▶ Directive
In the data below, find every line that has the string "label", and copy it.

Collected data entries
——

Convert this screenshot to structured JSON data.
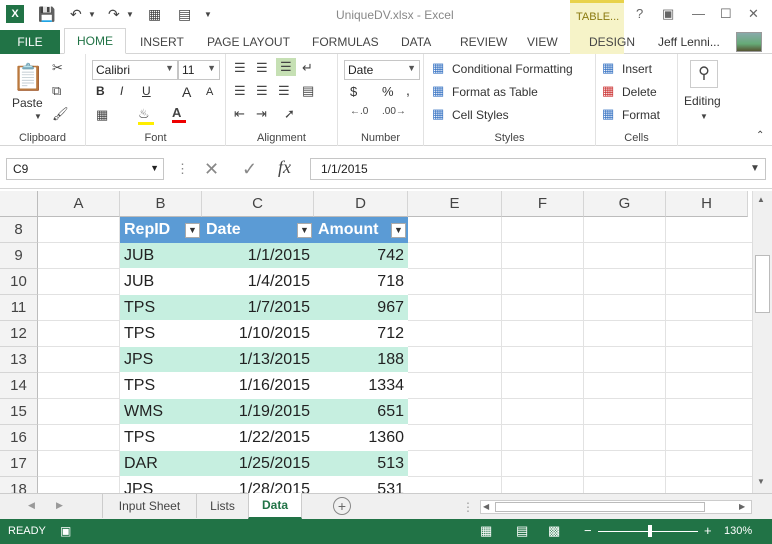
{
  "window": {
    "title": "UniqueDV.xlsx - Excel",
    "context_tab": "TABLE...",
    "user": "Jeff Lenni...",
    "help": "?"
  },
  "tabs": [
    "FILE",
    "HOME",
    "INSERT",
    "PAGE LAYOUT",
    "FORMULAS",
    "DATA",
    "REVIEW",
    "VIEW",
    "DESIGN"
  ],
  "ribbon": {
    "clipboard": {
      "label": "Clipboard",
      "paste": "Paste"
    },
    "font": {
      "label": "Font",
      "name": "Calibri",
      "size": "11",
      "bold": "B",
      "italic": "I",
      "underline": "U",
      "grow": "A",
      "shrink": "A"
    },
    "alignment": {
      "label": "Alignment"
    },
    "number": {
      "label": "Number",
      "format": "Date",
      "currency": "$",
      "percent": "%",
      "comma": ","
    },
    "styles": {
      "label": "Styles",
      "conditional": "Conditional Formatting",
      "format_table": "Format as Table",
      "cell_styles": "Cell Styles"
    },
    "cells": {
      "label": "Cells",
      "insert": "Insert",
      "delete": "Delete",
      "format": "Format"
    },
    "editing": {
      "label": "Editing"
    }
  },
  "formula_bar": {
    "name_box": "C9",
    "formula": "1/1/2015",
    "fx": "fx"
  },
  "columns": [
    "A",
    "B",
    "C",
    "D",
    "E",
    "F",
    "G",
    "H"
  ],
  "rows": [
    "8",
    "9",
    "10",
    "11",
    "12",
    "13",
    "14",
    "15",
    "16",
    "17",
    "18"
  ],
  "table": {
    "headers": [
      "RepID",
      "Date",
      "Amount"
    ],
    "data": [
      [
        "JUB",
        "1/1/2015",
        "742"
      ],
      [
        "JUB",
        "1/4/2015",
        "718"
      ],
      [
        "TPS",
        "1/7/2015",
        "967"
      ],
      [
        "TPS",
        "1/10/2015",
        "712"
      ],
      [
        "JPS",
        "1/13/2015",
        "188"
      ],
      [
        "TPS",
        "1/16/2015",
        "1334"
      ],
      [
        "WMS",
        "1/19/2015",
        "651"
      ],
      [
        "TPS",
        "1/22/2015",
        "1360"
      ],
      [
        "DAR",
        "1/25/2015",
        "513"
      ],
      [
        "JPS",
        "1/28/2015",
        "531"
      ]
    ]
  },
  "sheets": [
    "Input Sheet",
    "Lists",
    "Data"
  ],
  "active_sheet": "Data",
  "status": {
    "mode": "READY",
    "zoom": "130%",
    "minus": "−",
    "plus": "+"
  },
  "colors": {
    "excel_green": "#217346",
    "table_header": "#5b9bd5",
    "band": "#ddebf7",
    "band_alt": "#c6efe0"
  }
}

——

▶ Answer in full
      "label": "Clipboard",
      "label": "Font",
      "label": "Alignment"
      "label": "Number",
      "label": "Styles",
      "label": "Cells",
      "label": "Editing"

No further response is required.